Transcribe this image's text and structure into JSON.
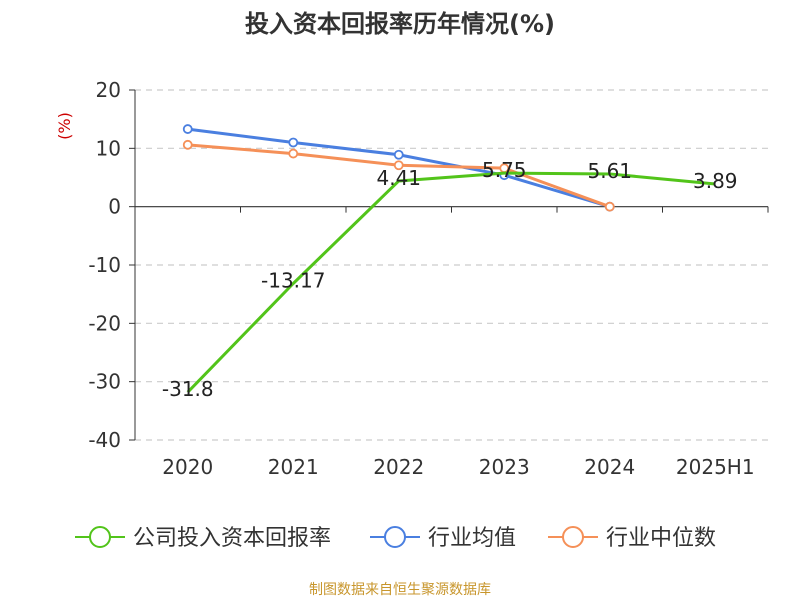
{
  "chart_data": {
    "type": "line",
    "title": "投入资本回报率历年情况(%)",
    "ylabel": "(%)",
    "xlabel": "",
    "categories": [
      "2020",
      "2021",
      "2022",
      "2023",
      "2024",
      "2025H1"
    ],
    "ylim": [
      -40,
      20
    ],
    "yticks": [
      20,
      10,
      0,
      -10,
      -20,
      -30,
      -40
    ],
    "grid": true,
    "legend_position": "bottom",
    "series": [
      {
        "name": "公司投入资本回报率",
        "color": "#52c41a",
        "values": [
          -31.8,
          -13.17,
          4.41,
          5.75,
          5.61,
          3.89
        ],
        "labels": [
          "-31.8",
          "-13.17",
          "4.41",
          "5.75",
          "5.61",
          "3.89"
        ]
      },
      {
        "name": "行业均值",
        "color": "#4a7fe0",
        "values": [
          13.3,
          11.0,
          8.9,
          5.4,
          0,
          null
        ]
      },
      {
        "name": "行业中位数",
        "color": "#f59058",
        "values": [
          10.6,
          9.1,
          7.1,
          6.6,
          0,
          null
        ]
      }
    ]
  },
  "source_note": "制图数据来自恒生聚源数据库",
  "colors": {
    "axis": "#333333",
    "grid": "#cccccc",
    "ylabel": "#cc0000",
    "source": "#c8962c"
  }
}
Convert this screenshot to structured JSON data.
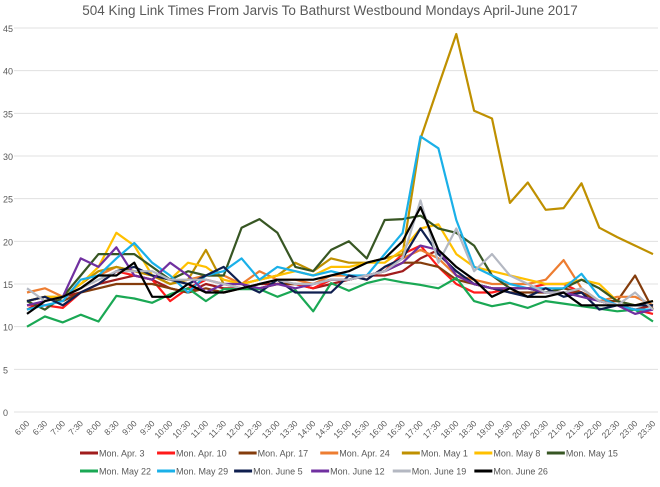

▶ _Given task_: Return to the listing above and set it down exactly, leaving out its pictures.

▶ _Task answer_:
Transcribe this image's text and structure into JSON.
{
  "chart_data": {
    "type": "line",
    "title": "投入资本回报率历年情况(%)",
    "ylabel": "(%)",
    "xlabel": "",
    "categories": [
      "2020",
      "2021",
      "2022",
      "2023",
      "2024",
      "2025H1"
    ],
    "ylim": [
      -40,
      20
    ],
    "yticks": [
      20,
      10,
      0,
      -10,
      -20,
      -30,
      -40
    ],
    "grid": true,
    "legend_position": "bottom",
    "series": [
      {
        "name": "公司投入资本回报率",
        "color": "#52c41a",
        "values": [
          -31.8,
          -13.17,
          4.41,
          5.75,
          5.61,
          3.89
        ],
        "labels": [
          "-31.8",
          "-13.17",
          "4.41",
          "5.75",
          "5.61",
          "3.89"
        ]
      },
      {
        "name": "行业均值",
        "color": "#4a7fe0",
        "values": [
          13.3,
          11.0,
          8.9,
          5.4,
          0,
          null
        ]
      },
      {
        "name": "行业中位数",
        "color": "#f59058",
        "values": [
          10.6,
          9.1,
          7.1,
          6.6,
          0,
          null
        ]
      }
    ]
  },
  "source_note": "制图数据来自恒生聚源数据库",
  "colors": {
    "axis": "#333333",
    "grid": "#cccccc",
    "ylabel": "#cc0000",
    "source": "#c8962c"
  }
}
Convert this screenshot to structured JSON data.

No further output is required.